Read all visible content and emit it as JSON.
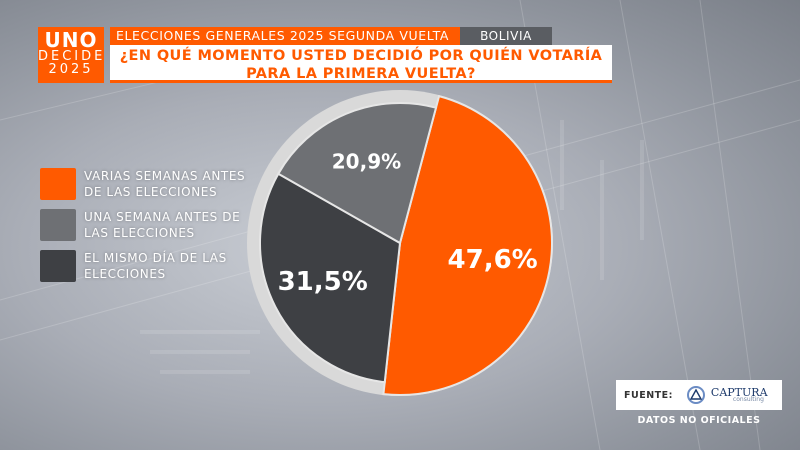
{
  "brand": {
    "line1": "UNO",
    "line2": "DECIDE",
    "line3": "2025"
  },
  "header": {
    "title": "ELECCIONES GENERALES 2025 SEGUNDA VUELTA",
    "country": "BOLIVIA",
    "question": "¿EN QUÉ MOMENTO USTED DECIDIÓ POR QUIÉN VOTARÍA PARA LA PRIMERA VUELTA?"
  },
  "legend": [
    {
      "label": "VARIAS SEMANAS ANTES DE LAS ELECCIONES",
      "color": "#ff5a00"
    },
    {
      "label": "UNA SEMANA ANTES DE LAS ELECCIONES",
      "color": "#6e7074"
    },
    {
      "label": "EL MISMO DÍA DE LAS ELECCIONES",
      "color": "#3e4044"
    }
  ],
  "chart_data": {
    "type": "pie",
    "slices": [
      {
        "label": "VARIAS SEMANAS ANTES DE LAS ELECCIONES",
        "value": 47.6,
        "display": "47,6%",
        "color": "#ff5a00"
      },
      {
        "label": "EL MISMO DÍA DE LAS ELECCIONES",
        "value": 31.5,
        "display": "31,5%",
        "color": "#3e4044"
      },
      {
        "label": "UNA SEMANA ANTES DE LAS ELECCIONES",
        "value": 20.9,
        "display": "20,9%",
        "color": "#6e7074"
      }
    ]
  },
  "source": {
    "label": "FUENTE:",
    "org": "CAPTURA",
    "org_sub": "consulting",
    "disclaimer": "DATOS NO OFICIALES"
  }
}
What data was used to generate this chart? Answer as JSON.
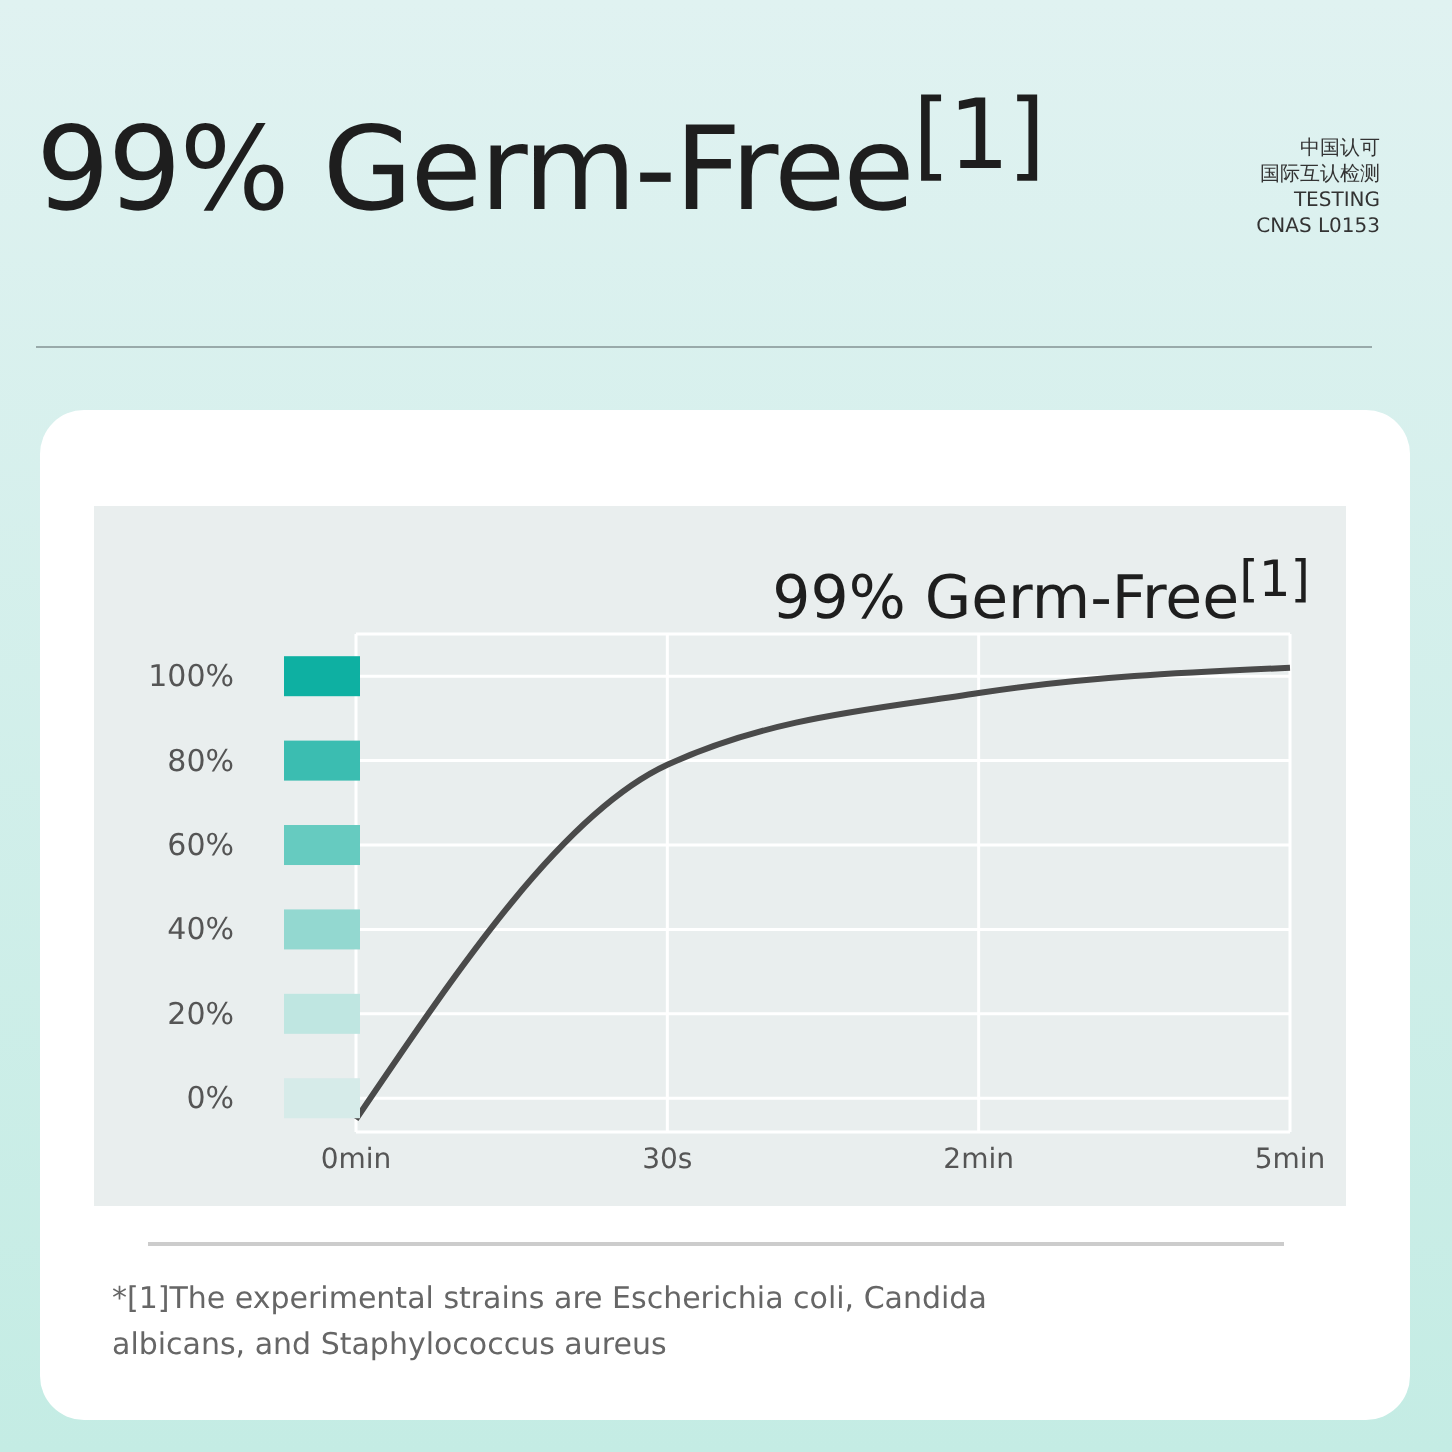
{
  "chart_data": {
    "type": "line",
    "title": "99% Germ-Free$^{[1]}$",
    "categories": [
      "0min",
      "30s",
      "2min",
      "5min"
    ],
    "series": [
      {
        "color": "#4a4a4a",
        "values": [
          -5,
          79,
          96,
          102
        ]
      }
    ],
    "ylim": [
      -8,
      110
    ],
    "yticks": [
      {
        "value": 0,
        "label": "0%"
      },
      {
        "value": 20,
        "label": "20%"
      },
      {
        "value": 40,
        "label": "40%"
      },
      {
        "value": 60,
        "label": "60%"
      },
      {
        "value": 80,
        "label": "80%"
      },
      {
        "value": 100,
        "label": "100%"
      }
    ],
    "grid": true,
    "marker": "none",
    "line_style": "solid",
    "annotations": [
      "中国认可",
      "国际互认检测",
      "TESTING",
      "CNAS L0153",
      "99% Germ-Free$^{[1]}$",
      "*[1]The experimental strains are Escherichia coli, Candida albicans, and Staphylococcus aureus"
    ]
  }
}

### Aim
Omit the pictures. Transcribe every record exactly.

### Answer for the task
Read all visible content and emit it as JSON.
{
  "brand": {
    "line1": "UNO",
    "line2": "DECIDE",
    "line3": "2025"
  },
  "header": {
    "title": "ELECCIONES GENERALES 2025 SEGUNDA VUELTA",
    "country": "BOLIVIA",
    "question": "¿EN QUÉ MOMENTO USTED DECIDIÓ POR QUIÉN VOTARÍA PARA LA PRIMERA VUELTA?"
  },
  "legend": [
    {
      "label": "VARIAS SEMANAS ANTES DE LAS ELECCIONES",
      "color": "#ff5a00"
    },
    {
      "label": "UNA SEMANA ANTES DE LAS ELECCIONES",
      "color": "#6e7074"
    },
    {
      "label": "EL MISMO DÍA DE LAS ELECCIONES",
      "color": "#3e4044"
    }
  ],
  "chart_data": {
    "type": "pie",
    "slices": [
      {
        "label": "VARIAS SEMANAS ANTES DE LAS ELECCIONES",
        "value": 47.6,
        "display": "47,6%",
        "color": "#ff5a00"
      },
      {
        "label": "EL MISMO DÍA DE LAS ELECCIONES",
        "value": 31.5,
        "display": "31,5%",
        "color": "#3e4044"
      },
      {
        "label": "UNA SEMANA ANTES DE LAS ELECCIONES",
        "value": 20.9,
        "display": "20,9%",
        "color": "#6e7074"
      }
    ]
  },
  "source": {
    "label": "FUENTE:",
    "org": "CAPTURA",
    "org_sub": "consulting",
    "disclaimer": "DATOS NO OFICIALES"
  }
}
What data was used to generate this chart? Answer as JSON.
{
  "chart_data": {
    "type": "line",
    "title": "99% Germ-Free$^{[1]}$",
    "categories": [
      "0min",
      "30s",
      "2min",
      "5min"
    ],
    "series": [
      {
        "color": "#4a4a4a",
        "values": [
          -5,
          79,
          96,
          102
        ]
      }
    ],
    "ylim": [
      -8,
      110
    ],
    "yticks": [
      {
        "value": 0,
        "label": "0%"
      },
      {
        "value": 20,
        "label": "20%"
      },
      {
        "value": 40,
        "label": "40%"
      },
      {
        "value": 60,
        "label": "60%"
      },
      {
        "value": 80,
        "label": "80%"
      },
      {
        "value": 100,
        "label": "100%"
      }
    ],
    "grid": true,
    "marker": "none",
    "line_style": "solid",
    "annotations": [
      "中国认可",
      "国际互认检测",
      "TESTING",
      "CNAS L0153",
      "99% Germ-Free$^{[1]}$",
      "*[1]The experimental strains are Escherichia coli, Candida albicans, and Staphylococcus aureus"
    ]
  }
}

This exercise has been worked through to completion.